YOUR INSTRUCTIONS:
Take the data that follows and retype it word for word.

▬▬▬

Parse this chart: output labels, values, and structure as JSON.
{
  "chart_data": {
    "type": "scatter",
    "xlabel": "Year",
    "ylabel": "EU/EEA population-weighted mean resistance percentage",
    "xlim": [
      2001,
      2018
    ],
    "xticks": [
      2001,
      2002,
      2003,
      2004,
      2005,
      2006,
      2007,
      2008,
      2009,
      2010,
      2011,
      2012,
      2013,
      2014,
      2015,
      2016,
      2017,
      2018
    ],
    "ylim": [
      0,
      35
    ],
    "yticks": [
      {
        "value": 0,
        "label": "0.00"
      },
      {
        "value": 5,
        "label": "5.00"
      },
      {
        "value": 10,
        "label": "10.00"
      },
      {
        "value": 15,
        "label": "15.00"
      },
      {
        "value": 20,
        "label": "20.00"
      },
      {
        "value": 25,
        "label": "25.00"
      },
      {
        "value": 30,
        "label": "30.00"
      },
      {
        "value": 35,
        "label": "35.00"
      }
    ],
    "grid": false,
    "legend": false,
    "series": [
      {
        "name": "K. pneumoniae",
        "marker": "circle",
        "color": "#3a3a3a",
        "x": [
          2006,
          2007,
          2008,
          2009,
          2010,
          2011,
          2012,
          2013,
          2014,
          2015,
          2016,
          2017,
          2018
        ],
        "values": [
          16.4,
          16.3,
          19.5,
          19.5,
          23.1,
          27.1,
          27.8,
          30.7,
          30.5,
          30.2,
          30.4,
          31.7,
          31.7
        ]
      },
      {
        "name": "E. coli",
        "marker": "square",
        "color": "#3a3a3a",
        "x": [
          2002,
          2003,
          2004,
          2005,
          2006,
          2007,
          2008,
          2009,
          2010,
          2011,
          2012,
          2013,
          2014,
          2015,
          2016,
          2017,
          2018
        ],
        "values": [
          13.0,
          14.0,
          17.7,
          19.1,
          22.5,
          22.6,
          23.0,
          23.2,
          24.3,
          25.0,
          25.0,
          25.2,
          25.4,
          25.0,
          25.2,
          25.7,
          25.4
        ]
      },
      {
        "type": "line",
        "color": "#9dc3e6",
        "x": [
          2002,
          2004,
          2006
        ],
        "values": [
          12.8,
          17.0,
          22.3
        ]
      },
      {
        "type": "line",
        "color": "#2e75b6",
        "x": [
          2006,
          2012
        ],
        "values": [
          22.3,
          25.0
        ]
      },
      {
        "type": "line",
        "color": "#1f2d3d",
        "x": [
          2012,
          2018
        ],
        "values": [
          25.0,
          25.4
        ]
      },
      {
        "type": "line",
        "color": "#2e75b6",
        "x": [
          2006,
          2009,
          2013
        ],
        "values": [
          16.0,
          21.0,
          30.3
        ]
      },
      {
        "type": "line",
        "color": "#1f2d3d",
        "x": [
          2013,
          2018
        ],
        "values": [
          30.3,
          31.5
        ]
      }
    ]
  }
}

▬▬▬

TASK SOLUTION:
Parse this chart: output labels, values, and structure as JSON.
{
  "chart_data": {
    "type": "scatter",
    "xlabel": "Year",
    "ylabel": "EU/EEA population-weighted mean resistance percentage",
    "xlim": [
      2001,
      2018
    ],
    "xticks": [
      2001,
      2002,
      2003,
      2004,
      2005,
      2006,
      2007,
      2008,
      2009,
      2010,
      2011,
      2012,
      2013,
      2014,
      2015,
      2016,
      2017,
      2018
    ],
    "ylim": [
      0,
      35
    ],
    "yticks": [
      {
        "value": 0,
        "label": "0.00"
      },
      {
        "value": 5,
        "label": "5.00"
      },
      {
        "value": 10,
        "label": "10.00"
      },
      {
        "value": 15,
        "label": "15.00"
      },
      {
        "value": 20,
        "label": "20.00"
      },
      {
        "value": 25,
        "label": "25.00"
      },
      {
        "value": 30,
        "label": "30.00"
      },
      {
        "value": 35,
        "label": "35.00"
      }
    ],
    "grid": false,
    "legend": false,
    "series": [
      {
        "name": "K. pneumoniae",
        "marker": "circle",
        "color": "#3a3a3a",
        "x": [
          2006,
          2007,
          2008,
          2009,
          2010,
          2011,
          2012,
          2013,
          2014,
          2015,
          2016,
          2017,
          2018
        ],
        "values": [
          16.4,
          16.3,
          19.5,
          19.5,
          23.1,
          27.1,
          27.8,
          30.7,
          30.5,
          30.2,
          30.4,
          31.7,
          31.7
        ]
      },
      {
        "name": "E. coli",
        "marker": "square",
        "color": "#3a3a3a",
        "x": [
          2002,
          2003,
          2004,
          2005,
          2006,
          2007,
          2008,
          2009,
          2010,
          2011,
          2012,
          2013,
          2014,
          2015,
          2016,
          2017,
          2018
        ],
        "values": [
          13.0,
          14.0,
          17.7,
          19.1,
          22.5,
          22.6,
          23.0,
          23.2,
          24.3,
          25.0,
          25.0,
          25.2,
          25.4,
          25.0,
          25.2,
          25.7,
          25.4
        ]
      },
      {
        "type": "line",
        "color": "#9dc3e6",
        "x": [
          2002,
          2004,
          2006
        ],
        "values": [
          12.8,
          17.0,
          22.3
        ]
      },
      {
        "type": "line",
        "color": "#2e75b6",
        "x": [
          2006,
          2012
        ],
        "values": [
          22.3,
          25.0
        ]
      },
      {
        "type": "line",
        "color": "#1f2d3d",
        "x": [
          2012,
          2018
        ],
        "values": [
          25.0,
          25.4
        ]
      },
      {
        "type": "line",
        "color": "#2e75b6",
        "x": [
          2006,
          2009,
          2013
        ],
        "values": [
          16.0,
          21.0,
          30.3
        ]
      },
      {
        "type": "line",
        "color": "#1f2d3d",
        "x": [
          2013,
          2018
        ],
        "values": [
          30.3,
          31.5
        ]
      }
    ]
  }
}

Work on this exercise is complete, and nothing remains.